Please gather every line in the entries below that contains the word "open".
------------------------------------------------------------
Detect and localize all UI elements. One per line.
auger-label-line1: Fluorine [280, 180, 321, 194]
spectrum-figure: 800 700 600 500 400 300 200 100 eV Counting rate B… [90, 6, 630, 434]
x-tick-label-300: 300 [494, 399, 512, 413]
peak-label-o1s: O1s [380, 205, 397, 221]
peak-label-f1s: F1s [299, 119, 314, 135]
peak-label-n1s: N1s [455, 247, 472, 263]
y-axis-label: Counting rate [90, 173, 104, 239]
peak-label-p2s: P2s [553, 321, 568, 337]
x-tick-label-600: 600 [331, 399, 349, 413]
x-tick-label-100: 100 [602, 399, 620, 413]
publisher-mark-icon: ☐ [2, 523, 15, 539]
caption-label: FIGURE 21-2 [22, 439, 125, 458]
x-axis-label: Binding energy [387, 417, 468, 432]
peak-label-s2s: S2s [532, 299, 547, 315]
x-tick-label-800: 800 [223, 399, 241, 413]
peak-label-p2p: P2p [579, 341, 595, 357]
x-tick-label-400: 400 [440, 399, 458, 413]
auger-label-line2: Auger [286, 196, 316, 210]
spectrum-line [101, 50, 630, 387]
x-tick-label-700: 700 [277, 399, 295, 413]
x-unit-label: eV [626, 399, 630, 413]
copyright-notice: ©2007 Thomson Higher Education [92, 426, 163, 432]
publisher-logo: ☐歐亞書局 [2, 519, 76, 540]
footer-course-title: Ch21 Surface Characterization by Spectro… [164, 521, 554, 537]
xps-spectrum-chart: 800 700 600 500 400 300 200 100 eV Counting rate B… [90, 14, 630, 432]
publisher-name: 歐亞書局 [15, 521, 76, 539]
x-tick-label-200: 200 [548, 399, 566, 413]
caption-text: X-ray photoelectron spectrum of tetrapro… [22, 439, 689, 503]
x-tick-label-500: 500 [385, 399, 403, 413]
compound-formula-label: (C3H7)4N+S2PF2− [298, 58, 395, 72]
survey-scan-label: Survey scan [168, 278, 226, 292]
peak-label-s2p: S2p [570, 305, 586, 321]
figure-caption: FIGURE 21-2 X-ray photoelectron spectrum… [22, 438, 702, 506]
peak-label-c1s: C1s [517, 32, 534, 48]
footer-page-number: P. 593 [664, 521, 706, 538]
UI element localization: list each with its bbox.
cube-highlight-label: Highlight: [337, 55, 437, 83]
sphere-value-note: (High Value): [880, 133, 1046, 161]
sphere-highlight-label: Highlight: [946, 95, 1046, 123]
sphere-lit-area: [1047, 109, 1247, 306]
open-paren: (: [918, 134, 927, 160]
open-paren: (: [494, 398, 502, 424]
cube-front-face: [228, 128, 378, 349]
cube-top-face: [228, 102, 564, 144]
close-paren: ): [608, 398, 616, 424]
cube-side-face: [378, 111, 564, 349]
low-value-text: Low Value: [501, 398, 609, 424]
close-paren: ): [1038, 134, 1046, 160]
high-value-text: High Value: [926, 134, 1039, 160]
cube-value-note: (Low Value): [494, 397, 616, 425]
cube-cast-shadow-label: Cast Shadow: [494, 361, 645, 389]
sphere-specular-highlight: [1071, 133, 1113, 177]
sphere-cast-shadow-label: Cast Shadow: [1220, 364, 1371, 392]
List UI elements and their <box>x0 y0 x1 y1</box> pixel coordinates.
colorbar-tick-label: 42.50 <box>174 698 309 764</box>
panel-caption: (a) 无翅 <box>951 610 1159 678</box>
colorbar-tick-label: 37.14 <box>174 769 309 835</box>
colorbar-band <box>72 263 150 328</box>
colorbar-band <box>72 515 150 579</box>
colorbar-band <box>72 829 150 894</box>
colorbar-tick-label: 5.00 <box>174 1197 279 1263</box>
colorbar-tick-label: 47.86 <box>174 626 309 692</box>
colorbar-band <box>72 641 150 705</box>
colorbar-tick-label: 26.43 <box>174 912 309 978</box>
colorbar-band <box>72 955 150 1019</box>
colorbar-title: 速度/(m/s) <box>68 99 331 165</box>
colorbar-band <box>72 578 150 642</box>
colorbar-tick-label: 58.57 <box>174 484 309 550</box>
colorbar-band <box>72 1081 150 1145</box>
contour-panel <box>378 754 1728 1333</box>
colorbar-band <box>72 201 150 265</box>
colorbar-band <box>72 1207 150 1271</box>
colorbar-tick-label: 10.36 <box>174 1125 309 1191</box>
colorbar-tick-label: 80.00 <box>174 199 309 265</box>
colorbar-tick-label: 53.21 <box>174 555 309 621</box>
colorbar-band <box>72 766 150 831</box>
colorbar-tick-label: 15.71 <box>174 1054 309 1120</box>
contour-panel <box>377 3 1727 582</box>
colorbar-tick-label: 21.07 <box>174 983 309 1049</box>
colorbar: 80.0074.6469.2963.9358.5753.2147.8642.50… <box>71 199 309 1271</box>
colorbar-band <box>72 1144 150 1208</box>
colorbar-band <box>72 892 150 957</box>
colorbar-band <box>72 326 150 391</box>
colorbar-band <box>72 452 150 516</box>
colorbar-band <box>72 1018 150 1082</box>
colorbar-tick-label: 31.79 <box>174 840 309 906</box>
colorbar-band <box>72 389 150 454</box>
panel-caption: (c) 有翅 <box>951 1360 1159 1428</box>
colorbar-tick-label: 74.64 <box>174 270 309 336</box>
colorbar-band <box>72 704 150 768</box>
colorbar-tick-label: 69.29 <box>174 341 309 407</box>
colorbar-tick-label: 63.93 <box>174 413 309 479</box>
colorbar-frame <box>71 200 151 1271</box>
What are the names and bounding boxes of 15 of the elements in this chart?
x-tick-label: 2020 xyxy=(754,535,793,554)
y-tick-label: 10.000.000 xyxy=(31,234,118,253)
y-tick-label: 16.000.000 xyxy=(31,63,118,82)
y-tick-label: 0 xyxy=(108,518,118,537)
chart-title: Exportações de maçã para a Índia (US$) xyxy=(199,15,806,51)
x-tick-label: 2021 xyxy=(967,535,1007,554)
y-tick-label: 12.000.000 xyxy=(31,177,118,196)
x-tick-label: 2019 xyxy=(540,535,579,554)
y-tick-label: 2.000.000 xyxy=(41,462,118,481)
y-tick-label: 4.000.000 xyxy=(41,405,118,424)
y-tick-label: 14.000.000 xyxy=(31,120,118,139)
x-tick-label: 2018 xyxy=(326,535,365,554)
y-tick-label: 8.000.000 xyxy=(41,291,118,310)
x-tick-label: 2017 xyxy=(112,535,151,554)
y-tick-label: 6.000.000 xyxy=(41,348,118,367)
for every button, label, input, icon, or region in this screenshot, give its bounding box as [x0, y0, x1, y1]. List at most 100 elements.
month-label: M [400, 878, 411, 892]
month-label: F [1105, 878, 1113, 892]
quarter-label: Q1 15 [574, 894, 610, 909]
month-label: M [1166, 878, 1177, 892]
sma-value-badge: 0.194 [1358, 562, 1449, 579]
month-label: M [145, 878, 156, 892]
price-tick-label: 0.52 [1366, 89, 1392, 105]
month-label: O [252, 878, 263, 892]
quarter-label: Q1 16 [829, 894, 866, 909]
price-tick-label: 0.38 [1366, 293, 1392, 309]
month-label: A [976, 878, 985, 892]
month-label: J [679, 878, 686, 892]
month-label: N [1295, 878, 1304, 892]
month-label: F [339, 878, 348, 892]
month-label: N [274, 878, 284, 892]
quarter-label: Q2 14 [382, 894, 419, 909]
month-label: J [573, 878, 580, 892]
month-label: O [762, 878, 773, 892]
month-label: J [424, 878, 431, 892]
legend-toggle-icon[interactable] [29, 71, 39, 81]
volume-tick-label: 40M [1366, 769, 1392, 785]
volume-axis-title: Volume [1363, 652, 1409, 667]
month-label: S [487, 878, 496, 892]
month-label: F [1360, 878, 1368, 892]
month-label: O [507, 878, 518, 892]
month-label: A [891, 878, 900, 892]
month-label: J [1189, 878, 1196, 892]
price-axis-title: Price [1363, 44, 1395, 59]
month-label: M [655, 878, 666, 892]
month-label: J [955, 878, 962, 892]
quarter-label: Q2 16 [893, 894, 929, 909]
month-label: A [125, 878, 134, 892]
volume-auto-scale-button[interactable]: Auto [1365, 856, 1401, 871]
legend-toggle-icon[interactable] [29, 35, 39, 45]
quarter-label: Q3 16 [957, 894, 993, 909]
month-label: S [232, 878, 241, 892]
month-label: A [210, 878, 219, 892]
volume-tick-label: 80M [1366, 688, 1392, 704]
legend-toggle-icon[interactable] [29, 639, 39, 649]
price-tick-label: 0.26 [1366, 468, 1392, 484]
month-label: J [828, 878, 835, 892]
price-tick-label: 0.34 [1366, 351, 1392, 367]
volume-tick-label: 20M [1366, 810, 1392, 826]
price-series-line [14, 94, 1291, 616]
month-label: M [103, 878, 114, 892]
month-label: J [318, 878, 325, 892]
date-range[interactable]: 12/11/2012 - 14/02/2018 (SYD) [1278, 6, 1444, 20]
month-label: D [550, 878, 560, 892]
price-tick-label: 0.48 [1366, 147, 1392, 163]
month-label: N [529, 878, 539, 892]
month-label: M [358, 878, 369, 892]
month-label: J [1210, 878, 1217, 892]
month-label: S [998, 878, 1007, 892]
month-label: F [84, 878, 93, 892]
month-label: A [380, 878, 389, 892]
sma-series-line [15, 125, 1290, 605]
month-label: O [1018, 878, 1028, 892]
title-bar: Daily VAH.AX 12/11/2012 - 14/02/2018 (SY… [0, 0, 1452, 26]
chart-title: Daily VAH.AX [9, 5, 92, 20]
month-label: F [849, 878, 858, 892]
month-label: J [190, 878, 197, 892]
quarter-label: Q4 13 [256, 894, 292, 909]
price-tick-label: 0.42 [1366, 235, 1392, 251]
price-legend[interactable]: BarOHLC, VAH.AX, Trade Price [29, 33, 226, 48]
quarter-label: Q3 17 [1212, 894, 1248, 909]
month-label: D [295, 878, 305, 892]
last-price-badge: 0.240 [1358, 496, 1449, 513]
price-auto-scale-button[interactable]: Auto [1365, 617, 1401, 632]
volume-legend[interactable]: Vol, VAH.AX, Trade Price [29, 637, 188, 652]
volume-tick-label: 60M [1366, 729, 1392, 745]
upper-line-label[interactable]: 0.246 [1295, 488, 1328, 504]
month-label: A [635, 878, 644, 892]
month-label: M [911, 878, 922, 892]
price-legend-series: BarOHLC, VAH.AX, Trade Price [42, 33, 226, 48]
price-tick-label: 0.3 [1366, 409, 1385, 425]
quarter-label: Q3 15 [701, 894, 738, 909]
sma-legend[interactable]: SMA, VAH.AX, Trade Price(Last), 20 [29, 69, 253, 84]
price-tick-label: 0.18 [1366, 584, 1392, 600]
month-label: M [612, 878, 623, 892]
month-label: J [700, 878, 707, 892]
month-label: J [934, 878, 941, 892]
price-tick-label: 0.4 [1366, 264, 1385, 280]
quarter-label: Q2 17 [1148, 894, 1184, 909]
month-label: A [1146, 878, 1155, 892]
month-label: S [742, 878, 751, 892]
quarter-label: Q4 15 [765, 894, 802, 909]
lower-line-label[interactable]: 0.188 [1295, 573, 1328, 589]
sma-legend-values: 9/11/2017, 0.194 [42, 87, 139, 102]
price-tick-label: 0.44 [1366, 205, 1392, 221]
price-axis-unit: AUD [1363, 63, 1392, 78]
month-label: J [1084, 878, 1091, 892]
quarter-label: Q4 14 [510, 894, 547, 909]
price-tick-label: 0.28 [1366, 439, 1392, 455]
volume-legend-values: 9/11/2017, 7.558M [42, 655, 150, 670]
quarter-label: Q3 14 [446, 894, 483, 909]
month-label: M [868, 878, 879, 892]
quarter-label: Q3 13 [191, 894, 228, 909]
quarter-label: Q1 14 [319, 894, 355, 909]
------------------------------------------------------------
- FINISHED TASK:
open-paren: (: [918, 134, 927, 160]
open-paren: (: [494, 398, 502, 424]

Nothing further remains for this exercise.